> [PROBLEM]: Could you please reproduce the entries exactly, leaving out any pictures?

> [EXTRACTED RECORDS]:
-------

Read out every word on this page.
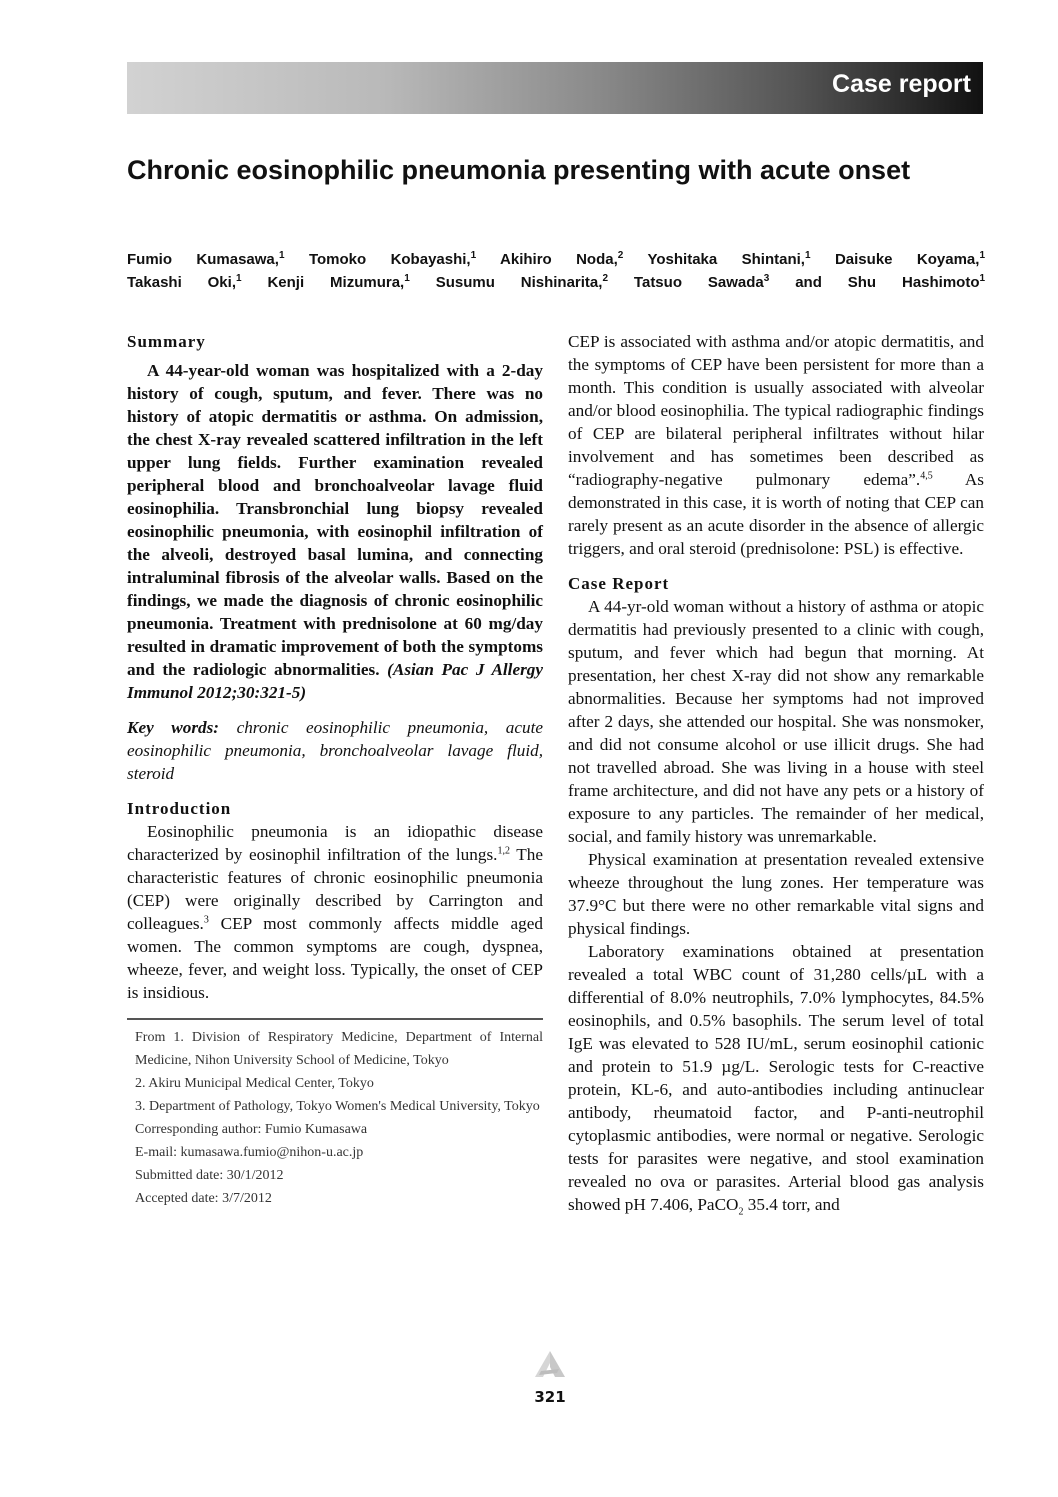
Case report
Chronic eosinophilic pneumonia presenting with acute onset
Fumio Kumasawa,$^1$ Tomoko Kobayashi,$^1$ Akihiro Noda,$^2$ Yoshitaka Shintani,$^1$ Daisuke Koyama,$^1$
Takashi Oki,$^1$ Kenji Mizumura,$^1$ Susumu Nishinarita,$^2$ Tatsuo Sawada$^3$ and Shu Hashimoto$^1$
Summary

A 44-year-old woman was hospitalized with a 2-day history of cough, sputum, and fever. There was no history of atopic dermatitis or asthma. On admission, the chest X-ray revealed scattered infiltration in the left upper lung fields. Further examination revealed peripheral blood and bronchoalveolar lavage fluid eosinophilia. Transbronchial lung biopsy revealed eosinophilic pneumonia, with eosinophil infiltration of the alveoli, destroyed basal lumina, and connecting intraluminal fibrosis of the alveolar walls. Based on the findings, we made the diagnosis of chronic eosinophilic pneumonia. Treatment with prednisolone at 60 mg/day resulted in dramatic improvement of both the symptoms and the radiologic abnormalities. (Asian Pac J Allergy Immunol 2012;30:321-5)

Key words: chronic eosinophilic pneumonia, acute eosinophilic pneumonia, bronchoalveolar lavage fluid, steroid

Introduction

Eosinophilic pneumonia is an idiopathic disease characterized by eosinophil infiltration of the lungs.$^{1,2}$ The characteristic features of chronic eosinophilic pneumonia (CEP) were originally described by Carrington and colleagues.$^3$ CEP most commonly affects middle aged women. The common symptoms are cough, dyspnea, wheeze, fever, and weight loss. Typically, the onset of CEP is insidious.

From 1. Division of Respiratory Medicine, Department of Internal Medicine, Nihon University School of Medicine, Tokyo
2. Akiru Municipal Medical Center, Tokyo
3. Department of Pathology, Tokyo Women's Medical University, Tokyo
Corresponding author: Fumio Kumasawa
E-mail: kumasawa.fumio@nihon-u.ac.jp
Submitted date: 30/1/2012
Accepted date: 3/7/2012

CEP is associated with asthma and/or atopic dermatitis, and the symptoms of CEP have been persistent for more than a month. This condition is usually associated with alveolar and/or blood eosinophilia. The typical radiographic findings of CEP are bilateral peripheral infiltrates without hilar involvement and has sometimes been described as “radiography-negative pulmonary edema”.$^{4,5}$ As demonstrated in this case, it is worth of noting that CEP can rarely present as an acute disorder in the absence of allergic triggers, and oral steroid (prednisolone: PSL) is effective.

Case Report

A 44-yr-old woman without a history of asthma or atopic dermatitis had previously presented to a clinic with cough, sputum, and fever which had begun that morning. At presentation, her chest X-ray did not show any remarkable abnormalities. Because her symptoms had not improved after 2 days, she attended our hospital. She was nonsmoker, and did not consume alcohol or use illicit drugs. She had not travelled abroad. She was living in a house with steel frame architecture, and did not have any pets or a history of exposure to any particles. The remainder of her medical, social, and family history was unremarkable.

Physical examination at presentation revealed extensive wheeze throughout the lung zones. Her temperature was 37.9°C but there were no other remarkable vital signs and physical findings.

Laboratory examinations obtained at presentation revealed a total WBC count of 31,280 cells/µL with a differential of 8.0% neutrophils, 7.0% lymphocytes, 84.5% eosinophils, and 0.5% basophils. The serum level of total IgE was elevated to 528 IU/mL, serum eosinophil cationic and protein to 51.9 µg/L. Serologic tests for C-reactive protein, KL-6, and auto-antibodies including antinuclear antibody, rheumatoid factor, and P-anti-neutrophil cytoplasmic antibodies, were normal or negative. Serologic tests for parasites were negative, and stool examination revealed no ova or parasites. Arterial blood gas analysis showed pH 7.406, PaCO$_2$ 35.4 torr, and

321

-------

> [TASK SOLUTION]:
Read out every word on this page.
Case report
Chronic eosinophilic pneumonia presenting with acute onset
Fumio Kumasawa,$^1$ Tomoko Kobayashi,$^1$ Akihiro Noda,$^2$ Yoshitaka Shintani,$^1$ Daisuke Koyama,$^1$
Takashi Oki,$^1$ Kenji Mizumura,$^1$ Susumu Nishinarita,$^2$ Tatsuo Sawada$^3$ and Shu Hashimoto$^1$
Summary

A 44-year-old woman was hospitalized with a 2-day history of cough, sputum, and fever. There was no history of atopic dermatitis or asthma. On admission, the chest X-ray revealed scattered infiltration in the left upper lung fields. Further examination revealed peripheral blood and bronchoalveolar lavage fluid eosinophilia. Transbronchial lung biopsy revealed eosinophilic pneumonia, with eosinophil infiltration of the alveoli, destroyed basal lumina, and connecting intraluminal fibrosis of the alveolar walls. Based on the findings, we made the diagnosis of chronic eosinophilic pneumonia. Treatment with prednisolone at 60 mg/day resulted in dramatic improvement of both the symptoms and the radiologic abnormalities. (Asian Pac J Allergy Immunol 2012;30:321-5)

Key words: chronic eosinophilic pneumonia, acute eosinophilic pneumonia, bronchoalveolar lavage fluid, steroid

Introduction

Eosinophilic pneumonia is an idiopathic disease characterized by eosinophil infiltration of the lungs.$^{1,2}$ The characteristic features of chronic eosinophilic pneumonia (CEP) were originally described by Carrington and colleagues.$^3$ CEP most commonly affects middle aged women. The common symptoms are cough, dyspnea, wheeze, fever, and weight loss. Typically, the onset of CEP is insidious.

From 1. Division of Respiratory Medicine, Department of Internal Medicine, Nihon University School of Medicine, Tokyo
2. Akiru Municipal Medical Center, Tokyo
3. Department of Pathology, Tokyo Women's Medical University, Tokyo
Corresponding author: Fumio Kumasawa
E-mail: kumasawa.fumio@nihon-u.ac.jp
Submitted date: 30/1/2012
Accepted date: 3/7/2012

CEP is associated with asthma and/or atopic dermatitis, and the symptoms of CEP have been persistent for more than a month. This condition is usually associated with alveolar and/or blood eosinophilia. The typical radiographic findings of CEP are bilateral peripheral infiltrates without hilar involvement and has sometimes been described as “radiography-negative pulmonary edema”.$^{4,5}$ As demonstrated in this case, it is worth of noting that CEP can rarely present as an acute disorder in the absence of allergic triggers, and oral steroid (prednisolone: PSL) is effective.

Case Report

A 44-yr-old woman without a history of asthma or atopic dermatitis had previously presented to a clinic with cough, sputum, and fever which had begun that morning. At presentation, her chest X-ray did not show any remarkable abnormalities. Because her symptoms had not improved after 2 days, she attended our hospital. She was nonsmoker, and did not consume alcohol or use illicit drugs. She had not travelled abroad. She was living in a house with steel frame architecture, and did not have any pets or a history of exposure to any particles. The remainder of her medical, social, and family history was unremarkable.

Physical examination at presentation revealed extensive wheeze throughout the lung zones. Her temperature was 37.9°C but there were no other remarkable vital signs and physical findings.

Laboratory examinations obtained at presentation revealed a total WBC count of 31,280 cells/µL with a differential of 8.0% neutrophils, 7.0% lymphocytes, 84.5% eosinophils, and 0.5% basophils. The serum level of total IgE was elevated to 528 IU/mL, serum eosinophil cationic and protein to 51.9 µg/L. Serologic tests for C-reactive protein, KL-6, and auto-antibodies including antinuclear antibody, rheumatoid factor, and P-anti-neutrophil cytoplasmic antibodies, were normal or negative. Serologic tests for parasites were negative, and stool examination revealed no ova or parasites. Arterial blood gas analysis showed pH 7.406, PaCO$_2$ 35.4 torr, and

321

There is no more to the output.